»»

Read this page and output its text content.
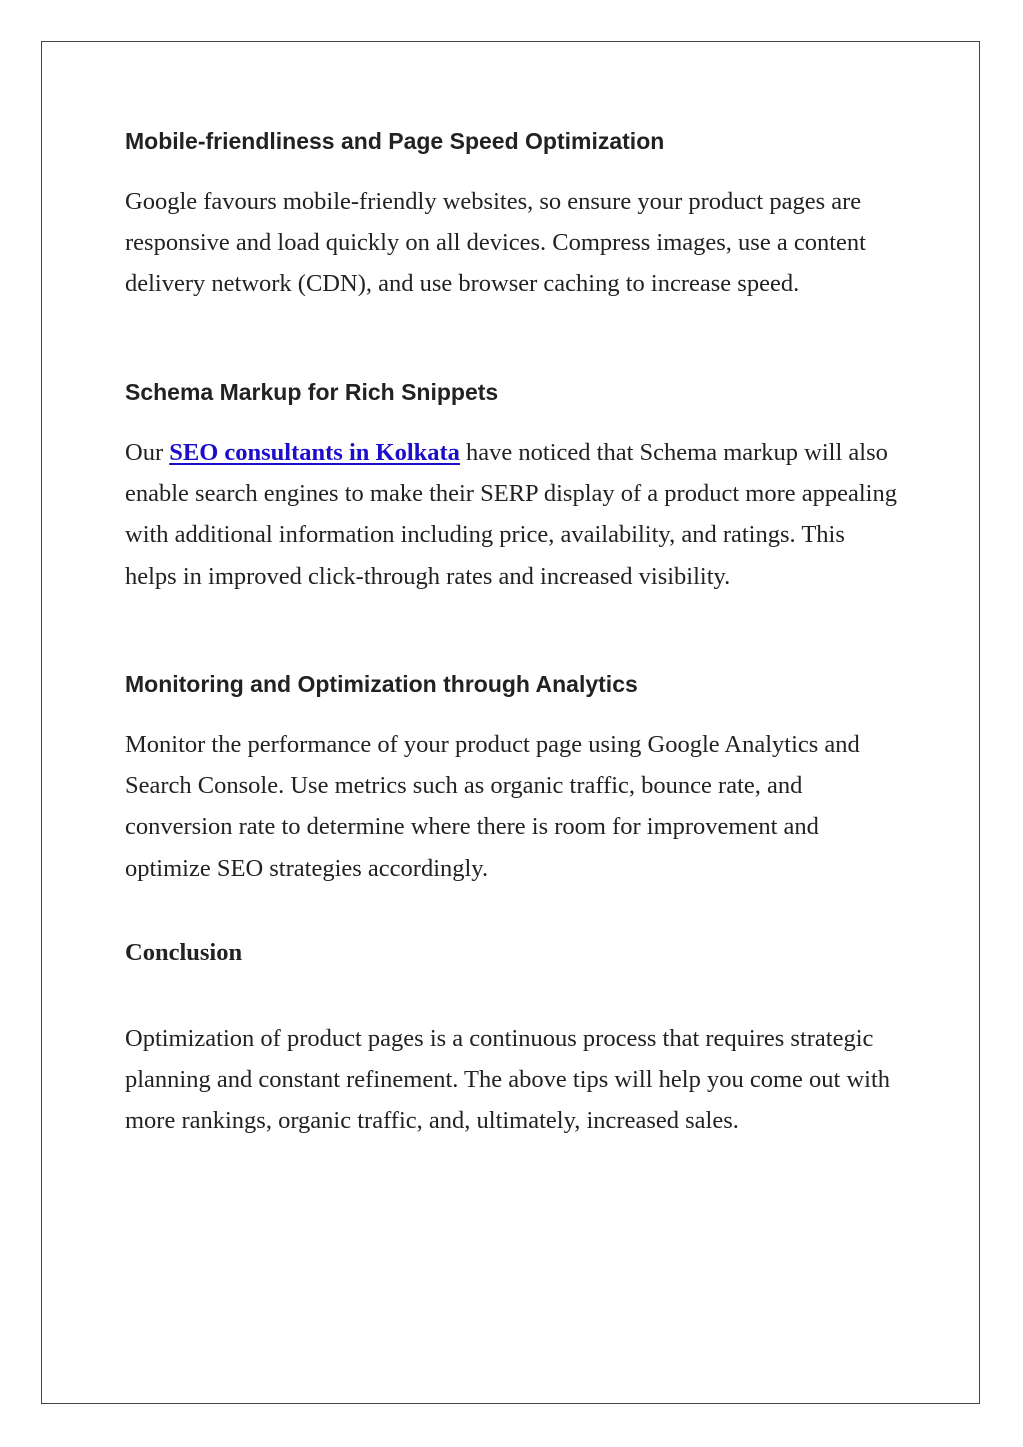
Mobile-friendliness and Page Speed Optimization

Google favours mobile-friendly websites, so ensure your product pages are responsive and load quickly on all devices. Compress images, use a content delivery network (CDN), and use browser caching to increase speed.

Schema Markup for Rich Snippets

Our SEO consultants in Kolkata have noticed that Schema markup will also enable search engines to make their SERP display of a product more appealing with additional information including price, availability, and ratings. This helps in improved click-through rates and increased visibility.

Monitoring and Optimization through Analytics

Monitor the performance of your product page using Google Analytics and Search Console. Use metrics such as organic traffic, bounce rate, and conversion rate to determine where there is room for improvement and optimize SEO strategies accordingly.

Conclusion

Optimization of product pages is a continuous process that requires strategic planning and constant refinement. The above tips will help you come out with more rankings, organic traffic, and, ultimately, increased sales.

««

What the task asks
Quote the data above in full and without alteration; skip the pictures.

Result
Read this page and output its text content.
Mobile-friendliness and Page Speed Optimization

Google favours mobile-friendly websites, so ensure your product pages are responsive and load quickly on all devices. Compress images, use a content delivery network (CDN), and use browser caching to increase speed.

Schema Markup for Rich Snippets

Our SEO consultants in Kolkata have noticed that Schema markup will also enable search engines to make their SERP display of a product more appealing with additional information including price, availability, and ratings. This helps in improved click-through rates and increased visibility.

Monitoring and Optimization through Analytics

Monitor the performance of your product page using Google Analytics and Search Console. Use metrics such as organic traffic, bounce rate, and conversion rate to determine where there is room for improvement and optimize SEO strategies accordingly.

Conclusion

Optimization of product pages is a continuous process that requires strategic planning and constant refinement. The above tips will help you come out with more rankings, organic traffic, and, ultimately, increased sales.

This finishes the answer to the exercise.